--- start Data for the task ---
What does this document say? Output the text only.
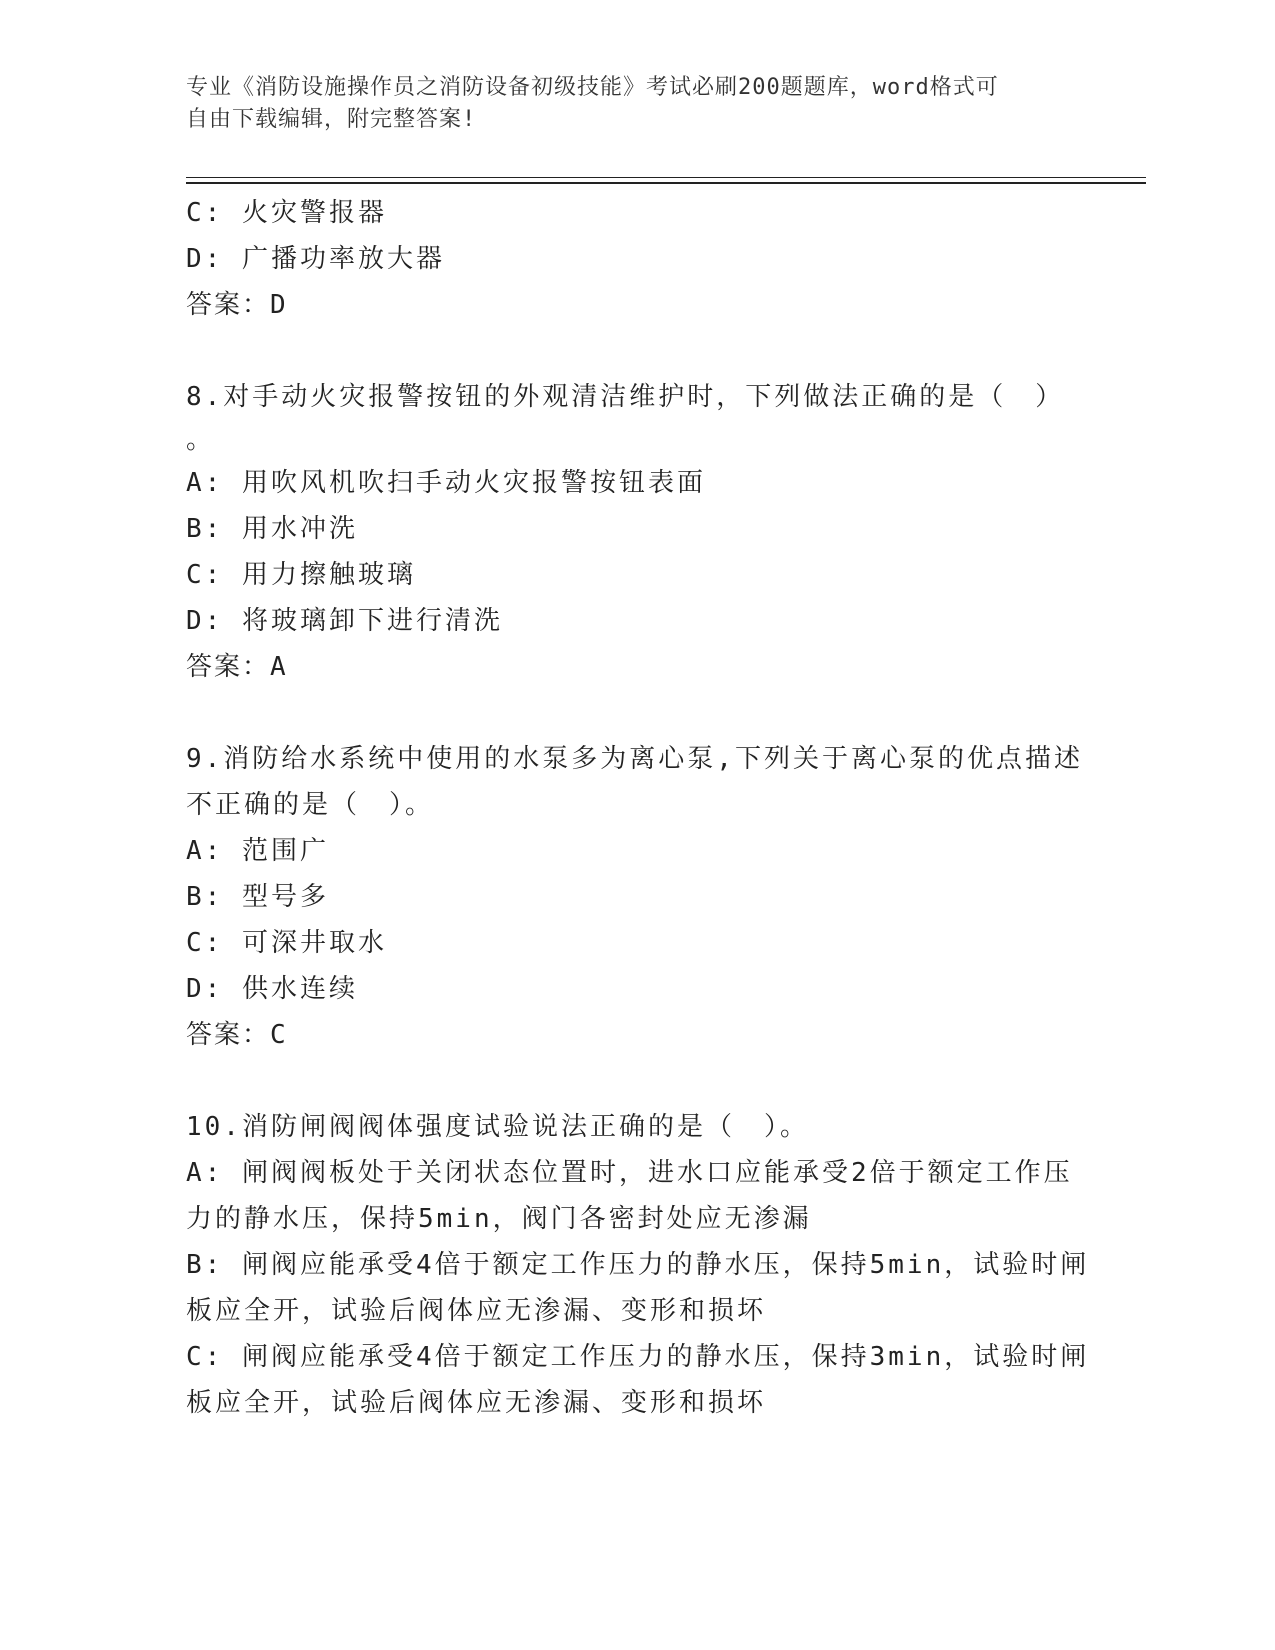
专业《消防设施操作员之消防设备初级技能》考试必刷200题题库，word格式可
自由下载编辑，附完整答案!
C: 火灾警报器
D: 广播功率放大器
答案：D
8.对手动火灾报警按钮的外观清洁维护时，下列做法正确的是（　）
。
A: 用吹风机吹扫手动火灾报警按钮表面
B: 用水冲洗
C: 用力擦触玻璃
D: 将玻璃卸下进行清洗
答案：A
9.消防给水系统中使用的水泵多为离心泵,下列关于离心泵的优点描述
不正确的是（　）。
A: 范围广
B: 型号多
C: 可深井取水
D: 供水连续
答案：C
10.消防闸阀阀体强度试验说法正确的是（　）。
A: 闸阀阀板处于关闭状态位置时，进水口应能承受2倍于额定工作压
力的静水压，保持5min，阀门各密封处应无渗漏
B: 闸阀应能承受4倍于额定工作压力的静水压，保持5min，试验时闸
板应全开，试验后阀体应无渗漏、变形和损坏
C: 闸阀应能承受4倍于额定工作压力的静水压，保持3min，试验时闸
板应全开，试验后阀体应无渗漏、变形和损坏
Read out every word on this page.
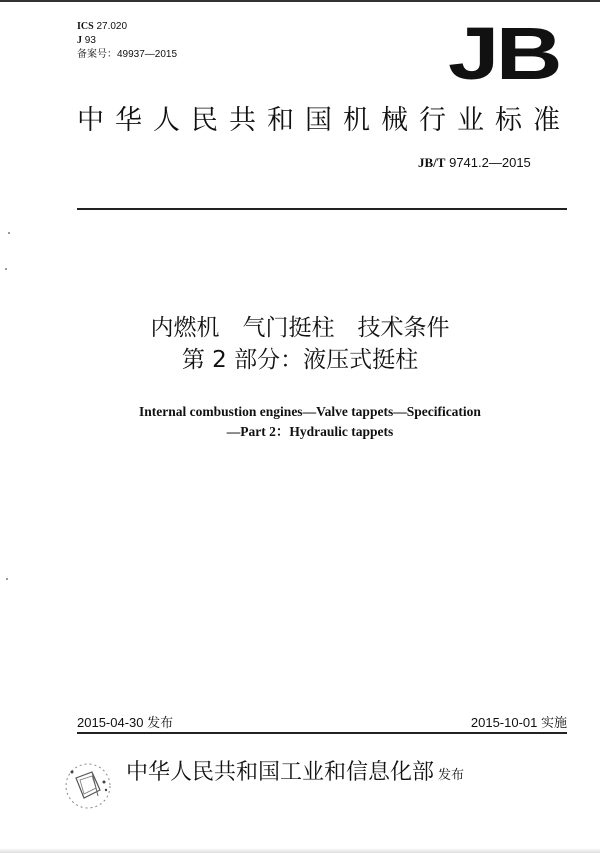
ICS 27.020
J 93
备案号：49937—2015	JB
中华人民共和国机械行业标准
JB/T 9741.2—2015
内燃机　气门挺柱　技术条件
第 2 部分：液压式挺柱
Internal combustion engines—Valve tappets—Specification
—Part 2：Hydraulic tappets
2015-04-30 发布	2015-10-01 实施
中华人民共和国工业和信息化部 发布
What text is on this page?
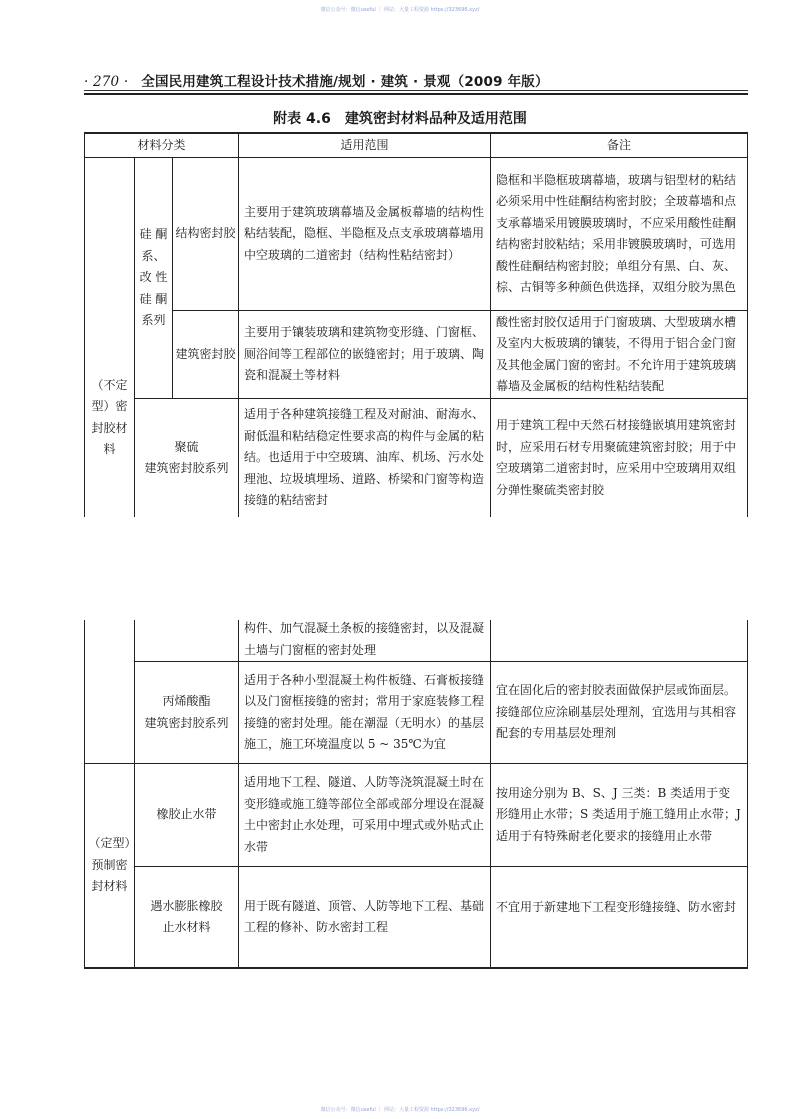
微信公众号：微信useful ｜ 网站：大量工程资源 https://323696.xyz/
· 270 · 全国民用建筑工程设计技术措施/规划 · 建筑 · 景观（2009 年版）
附表 4.6　建筑密封材料品种及适用范围
材料分类	适用范围	备注
（不定型）密封胶材料
硅 酮 系、改 性 硅 酮 系列
结构密封胶
主要用于建筑玻璃幕墙及金属板幕墙的结构性粘结装配，隐框、半隐框及点支承玻璃幕墙用中空玻璃的二道密封（结构性粘结密封）
隐框和半隐框玻璃幕墙，玻璃与铝型材的粘结必须采用中性硅酮结构密封胶；全玻幕墙和点支承幕墙采用镀膜玻璃时，不应采用酸性硅酮结构密封胶粘结；采用非镀膜玻璃时，可选用酸性硅酮结构密封胶；单组分有黑、白、灰、棕、古铜等多种颜色供选择，双组分胶为黑色
建筑密封胶
主要用于镶装玻璃和建筑物变形缝、门窗框、厕浴间等工程部位的嵌缝密封；用于玻璃、陶瓷和混凝土等材料
酸性密封胶仅适用于门窗玻璃、大型玻璃水槽及室内大板玻璃的镶装，不得用于铝合金门窗及其他金属门窗的密封。不允许用于建筑玻璃幕墙及金属板的结构性粘结装配
聚硫
建筑密封胶系列
适用于各种建筑接缝工程及对耐油、耐海水、耐低温和粘结稳定性要求高的构件与金属的粘结。也适用于中空玻璃、油库、机场、污水处理池、垃圾填埋场、道路、桥梁和门窗等构造接缝的粘结密封
用于建筑工程中天然石材接缝嵌填用建筑密封时，应采用石材专用聚硫建筑密封胶；用于中空玻璃第二道密封时，应采用中空玻璃用双组分弹性聚硫类密封胶
构件、加气混凝土条板的接缝密封，以及混凝土墙与门窗框的密封处理
丙烯酸酯
建筑密封胶系列
适用于各种小型混凝土构件板缝、石膏板接缝以及门窗框接缝的密封；常用于家庭装修工程接缝的密封处理。能在潮湿（无明水）的基层施工，施工环境温度以 5 ~ 35℃为宜
宜在固化后的密封胶表面做保护层或饰面层。接缝部位应涂刷基层处理剂，宜选用与其相容配套的专用基层处理剂
（定型）预制密封材料
橡胶止水带
适用地下工程、隧道、人防等浇筑混凝土时在变形缝或施工缝等部位全部或部分埋设在混凝土中密封止水处理，可采用中埋式或外贴式止水带
按用途分别为 B、S、J 三类：B 类适用于变形缝用止水带；S 类适用于施工缝用止水带；J 适用于有特殊耐老化要求的接缝用止水带
遇水膨胀橡胶
止水材料
用于既有隧道、顶管、人防等地下工程、基础工程的修补、防水密封工程
不宜用于新建地下工程变形缝接缝、防水密封
微信公众号：微信useful ｜ 网站：大量工程资源 https://323696.xyz/
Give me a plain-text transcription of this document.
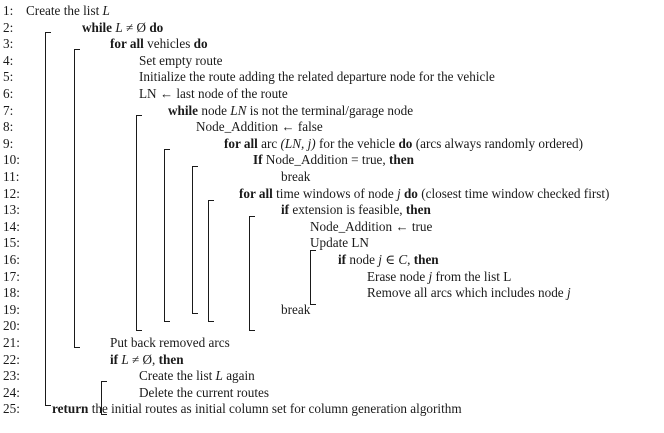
1: Create the list L
2:	while L ≠ Ø do
3:	for all vehicles do
4:	Set empty route
5:	Initialize the route adding the related departure node for the vehicle
6:	LN ← last node of the route
7:	while node LN is not the terminal/garage node
8:	Node_Addition ← false
9:	for all arc (LN, j) for the vehicle do (arcs always randomly ordered)
10:	If Node_Addition = true, then
11:	break
12:	for all time windows of node j do (closest time window checked first)
13:	if extension is feasible, then
14:	Node_Addition ← true
15:	Update LN
16:	if node j ∈ C, then
17:	Erase node j from the list L
18:	Remove all arcs which includes node j
19:	break
20:
21:	Put back removed arcs
22:	if L ≠ Ø, then
23:	Create the list L again
24:	Delete the current routes
25:	return the initial routes as initial column set for column generation algorithm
--- end Data for the task ---
> Directions for this task: Your task is to copy the entries in full and exactly, without any images.

> Worked solution:
What does this document say? Output the text only.
专业《消防设施操作员之消防设备初级技能》考试必刷200题题库，word格式可
自由下载编辑，附完整答案!
C: 火灾警报器
D: 广播功率放大器
答案：D
8.对手动火灾报警按钮的外观清洁维护时，下列做法正确的是（　）
。
A: 用吹风机吹扫手动火灾报警按钮表面
B: 用水冲洗
C: 用力擦触玻璃
D: 将玻璃卸下进行清洗
答案：A
9.消防给水系统中使用的水泵多为离心泵,下列关于离心泵的优点描述
不正确的是（　）。
A: 范围广
B: 型号多
C: 可深井取水
D: 供水连续
答案：C
10.消防闸阀阀体强度试验说法正确的是（　）。
A: 闸阀阀板处于关闭状态位置时，进水口应能承受2倍于额定工作压
力的静水压，保持5min，阀门各密封处应无渗漏
B: 闸阀应能承受4倍于额定工作压力的静水压，保持5min，试验时闸
板应全开，试验后阀体应无渗漏、变形和损坏
C: 闸阀应能承受4倍于额定工作压力的静水压，保持3min，试验时闸
板应全开，试验后阀体应无渗漏、变形和损坏
Read out every word on this page.
ICS 27.020
J 93
备案号：49937—2015	JB
中华人民共和国机械行业标准
JB/T 9741.2—2015
内燃机　气门挺柱　技术条件
第 2 部分：液压式挺柱
Internal combustion engines—Valve tappets—Specification
—Part 2：Hydraulic tappets
2015-04-30 发布	2015-10-01 实施
中华人民共和国工业和信息化部 发布
What text is on this page?
微信公众号：微信useful ｜ 网站：大量工程资源 https://323696.xyz/
· 270 · 全国民用建筑工程设计技术措施/规划 · 建筑 · 景观（2009 年版）
附表 4.6　建筑密封材料品种及适用范围
材料分类	适用范围	备注
（不定型）密封胶材料
硅 酮 系、改 性 硅 酮 系列
结构密封胶
主要用于建筑玻璃幕墙及金属板幕墙的结构性粘结装配，隐框、半隐框及点支承玻璃幕墙用中空玻璃的二道密封（结构性粘结密封）
隐框和半隐框玻璃幕墙，玻璃与铝型材的粘结必须采用中性硅酮结构密封胶；全玻幕墙和点支承幕墙采用镀膜玻璃时，不应采用酸性硅酮结构密封胶粘结；采用非镀膜玻璃时，可选用酸性硅酮结构密封胶；单组分有黑、白、灰、棕、古铜等多种颜色供选择，双组分胶为黑色
建筑密封胶
主要用于镶装玻璃和建筑物变形缝、门窗框、厕浴间等工程部位的嵌缝密封；用于玻璃、陶瓷和混凝土等材料
酸性密封胶仅适用于门窗玻璃、大型玻璃水槽及室内大板玻璃的镶装，不得用于铝合金门窗及其他金属门窗的密封。不允许用于建筑玻璃幕墙及金属板的结构性粘结装配
聚硫
建筑密封胶系列
适用于各种建筑接缝工程及对耐油、耐海水、耐低温和粘结稳定性要求高的构件与金属的粘结。也适用于中空玻璃、油库、机场、污水处理池、垃圾填埋场、道路、桥梁和门窗等构造接缝的粘结密封
用于建筑工程中天然石材接缝嵌填用建筑密封时，应采用石材专用聚硫建筑密封胶；用于中空玻璃第二道密封时，应采用中空玻璃用双组分弹性聚硫类密封胶
构件、加气混凝土条板的接缝密封，以及混凝土墙与门窗框的密封处理
丙烯酸酯
建筑密封胶系列
适用于各种小型混凝土构件板缝、石膏板接缝以及门窗框接缝的密封；常用于家庭装修工程接缝的密封处理。能在潮湿（无明水）的基层施工，施工环境温度以 5 ~ 35℃为宜
宜在固化后的密封胶表面做保护层或饰面层。接缝部位应涂刷基层处理剂，宜选用与其相容配套的专用基层处理剂
（定型）预制密封材料
橡胶止水带
适用地下工程、隧道、人防等浇筑混凝土时在变形缝或施工缝等部位全部或部分埋设在混凝土中密封止水处理，可采用中埋式或外贴式止水带
按用途分别为 B、S、J 三类：B 类适用于变形缝用止水带；S 类适用于施工缝用止水带；J 适用于有特殊耐老化要求的接缝用止水带
遇水膨胀橡胶
止水材料
用于既有隧道、顶管、人防等地下工程、基础工程的修补、防水密封工程
不宜用于新建地下工程变形缝接缝、防水密封
微信公众号：微信useful ｜ 网站：大量工程资源 https://323696.xyz/
Give me a plain-text transcription of this document.
1: Create the list L
2:	while L ≠ Ø do
3:	for all vehicles do
4:	Set empty route
5:	Initialize the route adding the related departure node for the vehicle
6:	LN ← last node of the route
7:	while node LN is not the terminal/garage node
8:	Node_Addition ← false
9:	for all arc (LN, j) for the vehicle do (arcs always randomly ordered)
10:	If Node_Addition = true, then
11:	break
12:	for all time windows of node j do (closest time window checked first)
13:	if extension is feasible, then
14:	Node_Addition ← true
15:	Update LN
16:	if node j ∈ C, then
17:	Erase node j from the list L
18:	Remove all arcs which includes node j
19:	break
20:
21:	Put back removed arcs
22:	if L ≠ Ø, then
23:	Create the list L again
24:	Delete the current routes
25:	return the initial routes as initial column set for column generation algorithm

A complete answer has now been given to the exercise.